EXERCISE REQUIREMENTS - Copy every line of the records below that holds the word "филиала".
** Begin EXTRACTED MATERIAL **
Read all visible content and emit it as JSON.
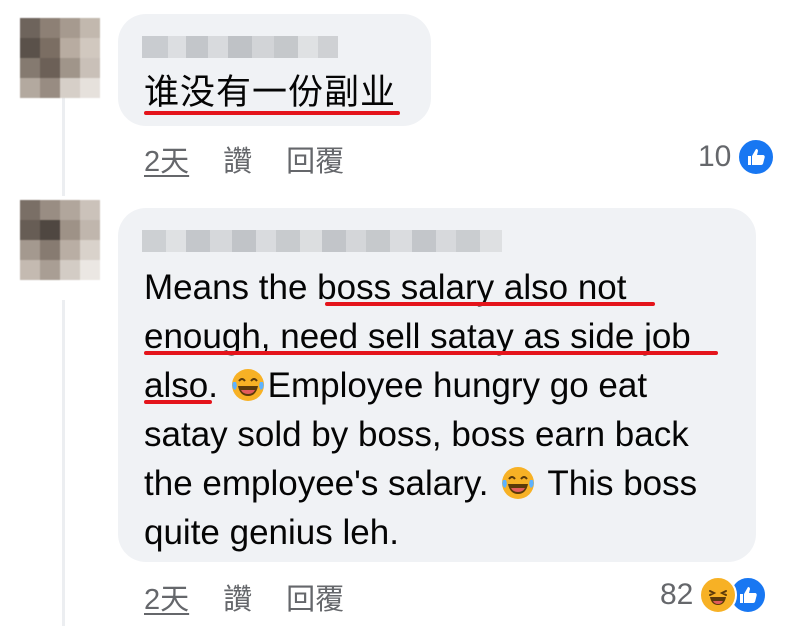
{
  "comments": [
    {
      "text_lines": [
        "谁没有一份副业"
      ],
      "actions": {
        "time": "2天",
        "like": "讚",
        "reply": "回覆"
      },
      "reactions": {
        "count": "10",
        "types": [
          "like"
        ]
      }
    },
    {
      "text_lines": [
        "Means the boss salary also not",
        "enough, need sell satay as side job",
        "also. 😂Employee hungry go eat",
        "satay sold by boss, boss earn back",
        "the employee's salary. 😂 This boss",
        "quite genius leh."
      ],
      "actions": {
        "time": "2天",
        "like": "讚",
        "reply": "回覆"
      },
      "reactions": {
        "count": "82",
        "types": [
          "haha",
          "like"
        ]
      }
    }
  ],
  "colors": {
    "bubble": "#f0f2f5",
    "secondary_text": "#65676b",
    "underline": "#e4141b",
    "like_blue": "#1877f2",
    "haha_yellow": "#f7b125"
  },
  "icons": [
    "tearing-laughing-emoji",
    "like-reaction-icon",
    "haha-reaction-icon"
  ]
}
** End EXTRACTED MATERIAL **
** Begin EXTRACTED MATERIAL **
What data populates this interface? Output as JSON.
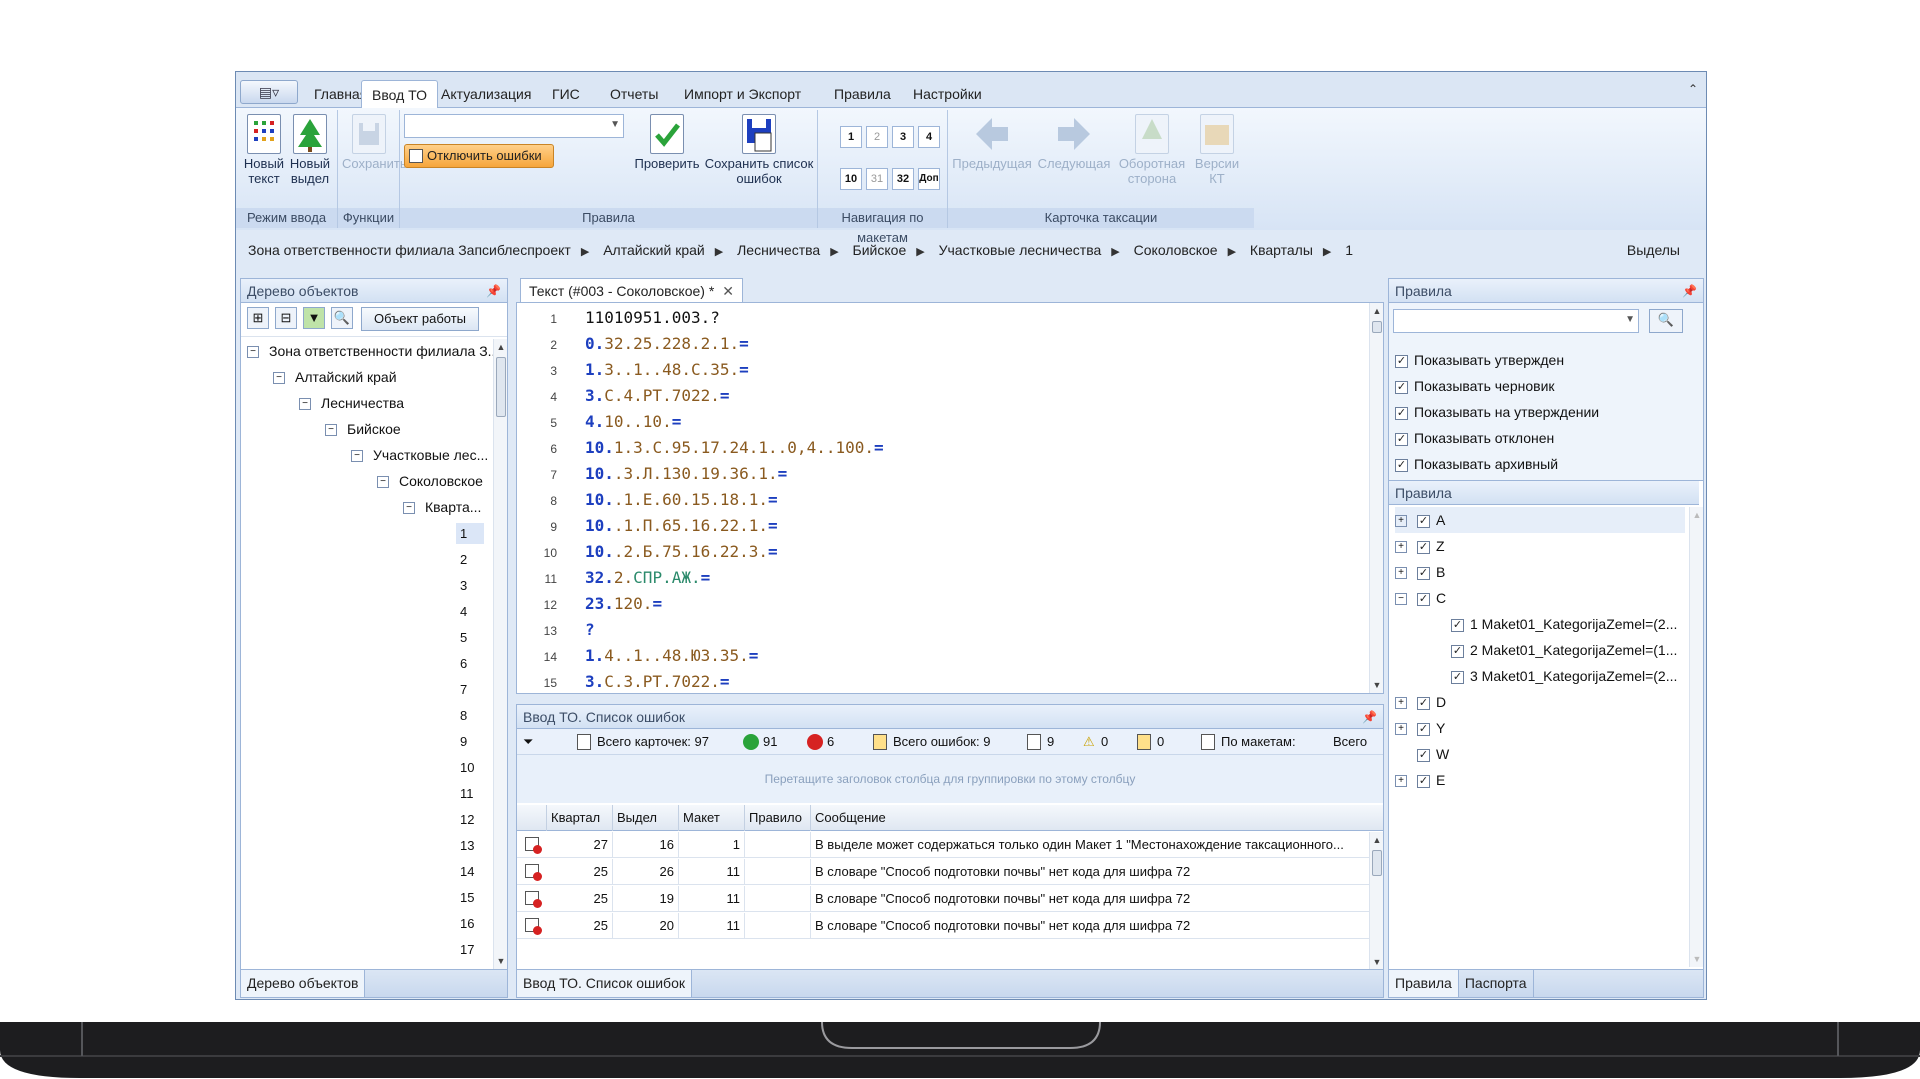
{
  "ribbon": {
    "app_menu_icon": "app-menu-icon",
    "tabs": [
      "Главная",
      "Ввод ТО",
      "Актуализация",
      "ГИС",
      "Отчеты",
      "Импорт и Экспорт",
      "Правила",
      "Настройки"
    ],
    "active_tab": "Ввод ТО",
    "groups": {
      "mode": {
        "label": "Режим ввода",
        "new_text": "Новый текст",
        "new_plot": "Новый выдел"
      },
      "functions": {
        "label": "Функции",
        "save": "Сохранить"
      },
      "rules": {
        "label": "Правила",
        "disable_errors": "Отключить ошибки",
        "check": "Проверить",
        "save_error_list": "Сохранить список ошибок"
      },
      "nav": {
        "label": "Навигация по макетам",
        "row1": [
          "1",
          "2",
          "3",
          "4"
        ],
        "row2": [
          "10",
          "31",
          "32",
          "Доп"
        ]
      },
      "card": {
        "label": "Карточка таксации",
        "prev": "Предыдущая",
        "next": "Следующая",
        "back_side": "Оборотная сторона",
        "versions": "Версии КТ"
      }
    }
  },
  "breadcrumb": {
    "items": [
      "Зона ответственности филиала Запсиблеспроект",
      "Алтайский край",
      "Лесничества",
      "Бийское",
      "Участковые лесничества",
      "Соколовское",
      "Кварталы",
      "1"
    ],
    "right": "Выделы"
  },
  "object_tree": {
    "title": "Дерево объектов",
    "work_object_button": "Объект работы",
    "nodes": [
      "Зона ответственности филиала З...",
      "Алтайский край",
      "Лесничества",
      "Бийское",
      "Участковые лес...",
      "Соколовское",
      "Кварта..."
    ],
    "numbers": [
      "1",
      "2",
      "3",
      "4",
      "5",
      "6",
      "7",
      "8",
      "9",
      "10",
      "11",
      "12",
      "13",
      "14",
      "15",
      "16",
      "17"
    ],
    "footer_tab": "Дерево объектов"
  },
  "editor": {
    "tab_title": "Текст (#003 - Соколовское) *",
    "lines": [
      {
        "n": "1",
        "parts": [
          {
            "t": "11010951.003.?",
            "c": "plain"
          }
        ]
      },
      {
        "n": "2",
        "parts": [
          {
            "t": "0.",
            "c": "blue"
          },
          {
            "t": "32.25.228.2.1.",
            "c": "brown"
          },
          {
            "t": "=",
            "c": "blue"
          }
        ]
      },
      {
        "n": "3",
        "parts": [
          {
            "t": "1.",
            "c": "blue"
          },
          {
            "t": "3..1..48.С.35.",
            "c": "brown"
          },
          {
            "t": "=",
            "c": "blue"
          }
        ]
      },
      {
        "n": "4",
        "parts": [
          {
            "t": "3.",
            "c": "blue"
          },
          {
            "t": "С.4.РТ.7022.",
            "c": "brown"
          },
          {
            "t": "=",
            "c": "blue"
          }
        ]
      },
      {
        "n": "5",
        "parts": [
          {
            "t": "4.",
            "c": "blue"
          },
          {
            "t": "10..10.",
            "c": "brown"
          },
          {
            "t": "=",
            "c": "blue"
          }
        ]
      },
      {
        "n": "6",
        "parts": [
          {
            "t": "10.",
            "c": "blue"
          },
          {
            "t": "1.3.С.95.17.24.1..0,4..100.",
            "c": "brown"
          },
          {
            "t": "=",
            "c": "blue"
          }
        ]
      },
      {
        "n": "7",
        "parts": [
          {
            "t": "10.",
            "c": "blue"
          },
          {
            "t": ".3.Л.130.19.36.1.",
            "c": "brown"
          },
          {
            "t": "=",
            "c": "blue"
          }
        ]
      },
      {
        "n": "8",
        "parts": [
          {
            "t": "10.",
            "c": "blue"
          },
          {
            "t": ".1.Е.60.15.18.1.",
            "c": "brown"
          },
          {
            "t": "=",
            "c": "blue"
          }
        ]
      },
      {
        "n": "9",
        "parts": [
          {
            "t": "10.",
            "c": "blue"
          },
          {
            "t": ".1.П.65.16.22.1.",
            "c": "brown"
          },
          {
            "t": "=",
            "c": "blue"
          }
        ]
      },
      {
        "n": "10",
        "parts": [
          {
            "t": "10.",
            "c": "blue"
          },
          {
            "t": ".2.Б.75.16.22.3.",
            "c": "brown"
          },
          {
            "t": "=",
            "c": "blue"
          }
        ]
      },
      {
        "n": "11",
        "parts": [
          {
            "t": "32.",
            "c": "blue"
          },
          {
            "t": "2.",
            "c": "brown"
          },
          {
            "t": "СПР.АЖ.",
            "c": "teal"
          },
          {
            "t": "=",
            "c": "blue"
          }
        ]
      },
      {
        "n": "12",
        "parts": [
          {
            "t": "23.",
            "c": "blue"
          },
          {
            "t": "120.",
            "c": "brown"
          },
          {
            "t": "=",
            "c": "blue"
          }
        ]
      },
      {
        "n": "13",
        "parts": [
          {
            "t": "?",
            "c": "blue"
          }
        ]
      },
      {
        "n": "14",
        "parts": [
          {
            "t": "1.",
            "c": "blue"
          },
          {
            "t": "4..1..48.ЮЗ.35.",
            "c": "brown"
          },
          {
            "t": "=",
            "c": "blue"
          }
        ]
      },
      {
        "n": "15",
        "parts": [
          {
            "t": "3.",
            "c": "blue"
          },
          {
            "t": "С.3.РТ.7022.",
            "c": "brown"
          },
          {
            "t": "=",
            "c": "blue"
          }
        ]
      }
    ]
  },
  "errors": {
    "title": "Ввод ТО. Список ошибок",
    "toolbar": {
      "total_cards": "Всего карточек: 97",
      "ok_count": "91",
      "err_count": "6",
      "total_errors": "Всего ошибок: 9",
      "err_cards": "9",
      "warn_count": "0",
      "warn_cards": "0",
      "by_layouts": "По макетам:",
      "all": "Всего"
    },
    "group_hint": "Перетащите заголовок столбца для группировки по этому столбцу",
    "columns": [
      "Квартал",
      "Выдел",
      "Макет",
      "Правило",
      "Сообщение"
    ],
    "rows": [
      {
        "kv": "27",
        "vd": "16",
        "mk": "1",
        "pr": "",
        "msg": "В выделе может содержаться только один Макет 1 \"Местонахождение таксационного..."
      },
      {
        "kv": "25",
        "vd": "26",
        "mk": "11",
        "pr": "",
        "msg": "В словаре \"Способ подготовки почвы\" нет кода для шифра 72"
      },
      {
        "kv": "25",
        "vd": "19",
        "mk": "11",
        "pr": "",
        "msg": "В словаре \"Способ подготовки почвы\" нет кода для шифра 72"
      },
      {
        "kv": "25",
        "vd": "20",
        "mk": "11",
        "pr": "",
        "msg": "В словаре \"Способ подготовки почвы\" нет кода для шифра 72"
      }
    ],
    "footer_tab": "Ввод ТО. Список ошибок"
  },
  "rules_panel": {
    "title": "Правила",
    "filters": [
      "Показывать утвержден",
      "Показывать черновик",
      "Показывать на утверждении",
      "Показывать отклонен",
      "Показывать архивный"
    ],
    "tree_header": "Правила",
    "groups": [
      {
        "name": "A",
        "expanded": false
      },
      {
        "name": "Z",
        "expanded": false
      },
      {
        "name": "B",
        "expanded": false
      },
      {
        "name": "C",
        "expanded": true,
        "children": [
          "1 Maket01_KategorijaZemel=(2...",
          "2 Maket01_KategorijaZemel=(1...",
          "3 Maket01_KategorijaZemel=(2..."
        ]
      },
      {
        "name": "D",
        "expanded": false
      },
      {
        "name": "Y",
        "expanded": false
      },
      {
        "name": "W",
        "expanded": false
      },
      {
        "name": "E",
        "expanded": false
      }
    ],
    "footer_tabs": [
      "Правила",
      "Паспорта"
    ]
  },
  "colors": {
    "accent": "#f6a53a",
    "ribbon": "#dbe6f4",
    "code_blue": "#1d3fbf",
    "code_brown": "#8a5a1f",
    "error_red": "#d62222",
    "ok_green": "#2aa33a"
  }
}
** End EXTRACTED MATERIAL **
EXERCISE SOLUTION -
      "Зона ответственности филиала Запсиблеспроект",
      "Зона ответственности филиала З...",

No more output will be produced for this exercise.